[Collected data entries]
◇ ◇ ◇ ◇ ◇
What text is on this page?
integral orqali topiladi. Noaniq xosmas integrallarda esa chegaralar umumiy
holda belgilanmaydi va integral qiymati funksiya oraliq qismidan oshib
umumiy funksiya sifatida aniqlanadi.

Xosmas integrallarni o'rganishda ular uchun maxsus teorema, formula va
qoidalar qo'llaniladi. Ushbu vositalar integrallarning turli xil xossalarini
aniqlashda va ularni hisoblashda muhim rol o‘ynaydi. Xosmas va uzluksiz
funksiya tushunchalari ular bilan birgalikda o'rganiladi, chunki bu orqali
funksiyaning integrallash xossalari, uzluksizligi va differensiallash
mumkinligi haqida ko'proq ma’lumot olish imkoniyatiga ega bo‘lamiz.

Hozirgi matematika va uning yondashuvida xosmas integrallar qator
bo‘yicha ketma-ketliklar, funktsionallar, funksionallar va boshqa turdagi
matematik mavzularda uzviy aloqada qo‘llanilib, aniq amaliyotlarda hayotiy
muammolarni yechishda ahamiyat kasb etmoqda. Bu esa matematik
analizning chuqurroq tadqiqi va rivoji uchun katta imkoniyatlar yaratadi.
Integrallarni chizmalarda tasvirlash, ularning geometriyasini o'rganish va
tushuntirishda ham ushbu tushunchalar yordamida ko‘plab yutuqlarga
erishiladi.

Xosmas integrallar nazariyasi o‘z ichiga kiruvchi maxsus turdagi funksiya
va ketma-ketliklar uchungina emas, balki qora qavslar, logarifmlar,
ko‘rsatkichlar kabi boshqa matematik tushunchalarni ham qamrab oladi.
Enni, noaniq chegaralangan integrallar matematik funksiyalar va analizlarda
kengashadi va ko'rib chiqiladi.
◇ ◇ ◇ ◇ ◇
Provide the number of lines in the entries that include "turdagi", and no other text.

2